Exactly as given, repeat all of the entries.
• • •
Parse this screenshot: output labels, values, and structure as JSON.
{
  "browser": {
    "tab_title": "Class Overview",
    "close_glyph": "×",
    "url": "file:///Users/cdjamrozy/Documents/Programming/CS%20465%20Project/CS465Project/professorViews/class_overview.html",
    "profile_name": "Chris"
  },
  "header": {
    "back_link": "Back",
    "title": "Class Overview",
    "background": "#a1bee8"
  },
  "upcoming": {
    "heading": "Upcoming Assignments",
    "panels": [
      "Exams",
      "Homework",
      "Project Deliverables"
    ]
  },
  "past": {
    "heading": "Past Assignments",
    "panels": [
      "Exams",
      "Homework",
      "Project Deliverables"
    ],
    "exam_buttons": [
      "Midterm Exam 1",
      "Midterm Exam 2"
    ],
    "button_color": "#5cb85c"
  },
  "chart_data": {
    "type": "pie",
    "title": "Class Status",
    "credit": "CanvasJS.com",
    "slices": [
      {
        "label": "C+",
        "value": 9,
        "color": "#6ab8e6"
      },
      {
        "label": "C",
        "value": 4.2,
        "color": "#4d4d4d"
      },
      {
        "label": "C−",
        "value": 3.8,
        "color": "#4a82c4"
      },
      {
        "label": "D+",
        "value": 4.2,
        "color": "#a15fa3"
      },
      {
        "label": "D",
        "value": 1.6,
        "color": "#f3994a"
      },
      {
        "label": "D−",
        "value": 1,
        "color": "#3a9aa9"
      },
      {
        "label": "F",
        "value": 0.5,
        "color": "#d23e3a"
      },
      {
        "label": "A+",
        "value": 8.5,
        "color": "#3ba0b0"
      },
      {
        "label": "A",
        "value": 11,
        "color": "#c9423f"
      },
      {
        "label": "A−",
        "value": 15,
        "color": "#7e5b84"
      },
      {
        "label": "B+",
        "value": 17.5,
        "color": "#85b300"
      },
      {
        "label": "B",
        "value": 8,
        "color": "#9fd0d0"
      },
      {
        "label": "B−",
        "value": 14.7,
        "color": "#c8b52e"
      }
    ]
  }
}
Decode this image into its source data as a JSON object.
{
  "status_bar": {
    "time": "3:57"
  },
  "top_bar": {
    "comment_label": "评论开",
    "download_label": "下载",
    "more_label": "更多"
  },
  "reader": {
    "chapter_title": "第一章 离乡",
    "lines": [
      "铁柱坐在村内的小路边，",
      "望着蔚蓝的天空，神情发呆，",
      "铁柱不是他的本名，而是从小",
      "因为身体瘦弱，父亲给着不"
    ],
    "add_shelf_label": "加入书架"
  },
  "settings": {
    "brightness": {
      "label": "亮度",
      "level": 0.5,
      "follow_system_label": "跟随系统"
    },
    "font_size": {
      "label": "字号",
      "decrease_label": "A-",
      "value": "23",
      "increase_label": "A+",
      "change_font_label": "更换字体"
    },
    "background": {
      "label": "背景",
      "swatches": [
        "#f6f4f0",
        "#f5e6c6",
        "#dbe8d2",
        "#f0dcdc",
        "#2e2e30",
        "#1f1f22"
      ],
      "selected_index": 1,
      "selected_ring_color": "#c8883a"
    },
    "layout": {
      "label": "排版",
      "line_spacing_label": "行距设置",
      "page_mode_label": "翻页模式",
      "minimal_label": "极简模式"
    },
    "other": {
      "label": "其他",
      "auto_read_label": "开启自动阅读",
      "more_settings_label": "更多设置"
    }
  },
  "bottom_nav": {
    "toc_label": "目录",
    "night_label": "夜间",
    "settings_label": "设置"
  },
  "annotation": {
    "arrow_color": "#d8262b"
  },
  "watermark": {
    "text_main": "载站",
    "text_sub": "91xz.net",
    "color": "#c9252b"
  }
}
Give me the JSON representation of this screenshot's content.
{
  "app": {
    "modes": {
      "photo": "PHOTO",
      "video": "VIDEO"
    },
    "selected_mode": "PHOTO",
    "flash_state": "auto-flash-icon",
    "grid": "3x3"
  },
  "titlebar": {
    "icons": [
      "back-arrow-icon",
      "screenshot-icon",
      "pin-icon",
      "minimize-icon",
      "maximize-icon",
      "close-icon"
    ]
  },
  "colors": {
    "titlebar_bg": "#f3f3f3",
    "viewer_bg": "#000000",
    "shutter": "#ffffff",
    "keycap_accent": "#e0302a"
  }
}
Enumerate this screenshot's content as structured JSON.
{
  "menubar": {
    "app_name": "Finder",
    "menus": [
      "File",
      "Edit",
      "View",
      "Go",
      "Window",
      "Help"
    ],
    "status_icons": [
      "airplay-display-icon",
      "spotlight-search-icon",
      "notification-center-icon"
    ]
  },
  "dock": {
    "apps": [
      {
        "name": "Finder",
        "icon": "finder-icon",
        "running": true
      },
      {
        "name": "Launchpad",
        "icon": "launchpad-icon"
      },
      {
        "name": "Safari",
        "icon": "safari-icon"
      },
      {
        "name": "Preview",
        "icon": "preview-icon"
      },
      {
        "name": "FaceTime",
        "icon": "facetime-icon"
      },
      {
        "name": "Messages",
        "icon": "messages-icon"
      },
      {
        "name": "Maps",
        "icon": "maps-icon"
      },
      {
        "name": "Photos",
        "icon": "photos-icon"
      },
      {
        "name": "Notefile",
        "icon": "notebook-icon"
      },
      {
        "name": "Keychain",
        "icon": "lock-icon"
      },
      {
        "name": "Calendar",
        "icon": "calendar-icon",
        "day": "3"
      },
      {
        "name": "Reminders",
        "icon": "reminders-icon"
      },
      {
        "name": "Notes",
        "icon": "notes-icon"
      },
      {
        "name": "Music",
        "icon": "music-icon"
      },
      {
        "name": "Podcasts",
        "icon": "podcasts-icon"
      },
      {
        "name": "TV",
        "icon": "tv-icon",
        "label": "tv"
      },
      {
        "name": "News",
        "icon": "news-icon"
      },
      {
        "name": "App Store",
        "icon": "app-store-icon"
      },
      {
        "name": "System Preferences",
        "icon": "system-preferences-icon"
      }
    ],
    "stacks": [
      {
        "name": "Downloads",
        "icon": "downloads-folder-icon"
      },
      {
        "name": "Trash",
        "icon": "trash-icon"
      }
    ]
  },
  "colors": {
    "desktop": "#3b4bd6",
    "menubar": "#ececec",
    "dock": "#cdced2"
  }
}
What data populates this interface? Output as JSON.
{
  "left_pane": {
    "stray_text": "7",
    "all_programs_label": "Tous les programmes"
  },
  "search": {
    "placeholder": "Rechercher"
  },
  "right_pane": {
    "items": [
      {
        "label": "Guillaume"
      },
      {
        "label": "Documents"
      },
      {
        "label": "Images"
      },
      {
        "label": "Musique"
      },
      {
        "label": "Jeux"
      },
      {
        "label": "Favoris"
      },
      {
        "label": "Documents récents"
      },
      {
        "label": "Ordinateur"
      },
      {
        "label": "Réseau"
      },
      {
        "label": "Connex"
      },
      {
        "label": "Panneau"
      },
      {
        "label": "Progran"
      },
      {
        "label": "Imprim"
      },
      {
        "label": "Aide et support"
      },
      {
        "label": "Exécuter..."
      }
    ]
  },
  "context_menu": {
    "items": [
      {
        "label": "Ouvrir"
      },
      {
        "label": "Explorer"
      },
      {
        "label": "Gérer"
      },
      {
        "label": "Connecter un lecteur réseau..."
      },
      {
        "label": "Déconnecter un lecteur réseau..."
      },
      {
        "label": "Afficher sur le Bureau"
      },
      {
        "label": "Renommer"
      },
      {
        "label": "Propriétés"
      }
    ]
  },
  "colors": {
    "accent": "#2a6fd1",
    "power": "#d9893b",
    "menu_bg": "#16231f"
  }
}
• • •
◆ Answer to this task:
Parse this screenshot: output labels, values, and structure as JSON.
{
  "browser": {
    "tab_title": "Class Overview",
    "close_glyph": "×",
    "url": "file:///Users/cdjamrozy/Documents/Programming/CS%20465%20Project/CS465Project/professorViews/class_overview.html",
    "profile_name": "Chris"
  },
  "header": {
    "back_link": "Back",
    "title": "Class Overview",
    "background": "#a1bee8"
  },
  "upcoming": {
    "heading": "Upcoming Assignments",
    "panels": [
      "Exams",
      "Homework",
      "Project Deliverables"
    ]
  },
  "past": {
    "heading": "Past Assignments",
    "panels": [
      "Exams",
      "Homework",
      "Project Deliverables"
    ],
    "exam_buttons": [
      "Midterm Exam 1",
      "Midterm Exam 2"
    ],
    "button_color": "#5cb85c"
  },
  "chart_data": {
    "type": "pie",
    "title": "Class Status",
    "credit": "CanvasJS.com",
    "slices": [
      {
        "label": "C+",
        "value": 9,
        "color": "#6ab8e6"
      },
      {
        "label": "C",
        "value": 4.2,
        "color": "#4d4d4d"
      },
      {
        "label": "C−",
        "value": 3.8,
        "color": "#4a82c4"
      },
      {
        "label": "D+",
        "value": 4.2,
        "color": "#a15fa3"
      },
      {
        "label": "D",
        "value": 1.6,
        "color": "#f3994a"
      },
      {
        "label": "D−",
        "value": 1,
        "color": "#3a9aa9"
      },
      {
        "label": "F",
        "value": 0.5,
        "color": "#d23e3a"
      },
      {
        "label": "A+",
        "value": 8.5,
        "color": "#3ba0b0"
      },
      {
        "label": "A",
        "value": 11,
        "color": "#c9423f"
      },
      {
        "label": "A−",
        "value": 15,
        "color": "#7e5b84"
      },
      {
        "label": "B+",
        "value": 17.5,
        "color": "#85b300"
      },
      {
        "label": "B",
        "value": 8,
        "color": "#9fd0d0"
      },
      {
        "label": "B−",
        "value": 14.7,
        "color": "#c8b52e"
      }
    ]
  }
}
Decode this image into its source data as a JSON object.
{
  "status_bar": {
    "time": "3:57"
  },
  "top_bar": {
    "comment_label": "评论开",
    "download_label": "下载",
    "more_label": "更多"
  },
  "reader": {
    "chapter_title": "第一章 离乡",
    "lines": [
      "铁柱坐在村内的小路边，",
      "望着蔚蓝的天空，神情发呆，",
      "铁柱不是他的本名，而是从小",
      "因为身体瘦弱，父亲给着不"
    ],
    "add_shelf_label": "加入书架"
  },
  "settings": {
    "brightness": {
      "label": "亮度",
      "level": 0.5,
      "follow_system_label": "跟随系统"
    },
    "font_size": {
      "label": "字号",
      "decrease_label": "A-",
      "value": "23",
      "increase_label": "A+",
      "change_font_label": "更换字体"
    },
    "background": {
      "label": "背景",
      "swatches": [
        "#f6f4f0",
        "#f5e6c6",
        "#dbe8d2",
        "#f0dcdc",
        "#2e2e30",
        "#1f1f22"
      ],
      "selected_index": 1,
      "selected_ring_color": "#c8883a"
    },
    "layout": {
      "label": "排版",
      "line_spacing_label": "行距设置",
      "page_mode_label": "翻页模式",
      "minimal_label": "极简模式"
    },
    "other": {
      "label": "其他",
      "auto_read_label": "开启自动阅读",
      "more_settings_label": "更多设置"
    }
  },
  "bottom_nav": {
    "toc_label": "目录",
    "night_label": "夜间",
    "settings_label": "设置"
  },
  "annotation": {
    "arrow_color": "#d8262b"
  },
  "watermark": {
    "text_main": "载站",
    "text_sub": "91xz.net",
    "color": "#c9252b"
  }
}
Give me the JSON representation of this screenshot's content.
{
  "app": {
    "modes": {
      "photo": "PHOTO",
      "video": "VIDEO"
    },
    "selected_mode": "PHOTO",
    "flash_state": "auto-flash-icon",
    "grid": "3x3"
  },
  "titlebar": {
    "icons": [
      "back-arrow-icon",
      "screenshot-icon",
      "pin-icon",
      "minimize-icon",
      "maximize-icon",
      "close-icon"
    ]
  },
  "colors": {
    "titlebar_bg": "#f3f3f3",
    "viewer_bg": "#000000",
    "shutter": "#ffffff",
    "keycap_accent": "#e0302a"
  }
}
Enumerate this screenshot's content as structured JSON.
{
  "menubar": {
    "app_name": "Finder",
    "menus": [
      "File",
      "Edit",
      "View",
      "Go",
      "Window",
      "Help"
    ],
    "status_icons": [
      "airplay-display-icon",
      "spotlight-search-icon",
      "notification-center-icon"
    ]
  },
  "dock": {
    "apps": [
      {
        "name": "Finder",
        "icon": "finder-icon",
        "running": true
      },
      {
        "name": "Launchpad",
        "icon": "launchpad-icon"
      },
      {
        "name": "Safari",
        "icon": "safari-icon"
      },
      {
        "name": "Preview",
        "icon": "preview-icon"
      },
      {
        "name": "FaceTime",
        "icon": "facetime-icon"
      },
      {
        "name": "Messages",
        "icon": "messages-icon"
      },
      {
        "name": "Maps",
        "icon": "maps-icon"
      },
      {
        "name": "Photos",
        "icon": "photos-icon"
      },
      {
        "name": "Notefile",
        "icon": "notebook-icon"
      },
      {
        "name": "Keychain",
        "icon": "lock-icon"
      },
      {
        "name": "Calendar",
        "icon": "calendar-icon",
        "day": "3"
      },
      {
        "name": "Reminders",
        "icon": "reminders-icon"
      },
      {
        "name": "Notes",
        "icon": "notes-icon"
      },
      {
        "name": "Music",
        "icon": "music-icon"
      },
      {
        "name": "Podcasts",
        "icon": "podcasts-icon"
      },
      {
        "name": "TV",
        "icon": "tv-icon",
        "label": "tv"
      },
      {
        "name": "News",
        "icon": "news-icon"
      },
      {
        "name": "App Store",
        "icon": "app-store-icon"
      },
      {
        "name": "System Preferences",
        "icon": "system-preferences-icon"
      }
    ],
    "stacks": [
      {
        "name": "Downloads",
        "icon": "downloads-folder-icon"
      },
      {
        "name": "Trash",
        "icon": "trash-icon"
      }
    ]
  },
  "colors": {
    "desktop": "#3b4bd6",
    "menubar": "#ececec",
    "dock": "#cdced2"
  }
}
What data populates this interface? Output as JSON.
{
  "left_pane": {
    "stray_text": "7",
    "all_programs_label": "Tous les programmes"
  },
  "search": {
    "placeholder": "Rechercher"
  },
  "right_pane": {
    "items": [
      {
        "label": "Guillaume"
      },
      {
        "label": "Documents"
      },
      {
        "label": "Images"
      },
      {
        "label": "Musique"
      },
      {
        "label": "Jeux"
      },
      {
        "label": "Favoris"
      },
      {
        "label": "Documents récents"
      },
      {
        "label": "Ordinateur"
      },
      {
        "label": "Réseau"
      },
      {
        "label": "Connex"
      },
      {
        "label": "Panneau"
      },
      {
        "label": "Progran"
      },
      {
        "label": "Imprim"
      },
      {
        "label": "Aide et support"
      },
      {
        "label": "Exécuter..."
      }
    ]
  },
  "context_menu": {
    "items": [
      {
        "label": "Ouvrir"
      },
      {
        "label": "Explorer"
      },
      {
        "label": "Gérer"
      },
      {
        "label": "Connecter un lecteur réseau..."
      },
      {
        "label": "Déconnecter un lecteur réseau..."
      },
      {
        "label": "Afficher sur le Bureau"
      },
      {
        "label": "Renommer"
      },
      {
        "label": "Propriétés"
      }
    ]
  },
  "colors": {
    "accent": "#2a6fd1",
    "power": "#d9893b",
    "menu_bg": "#16231f"
  }
}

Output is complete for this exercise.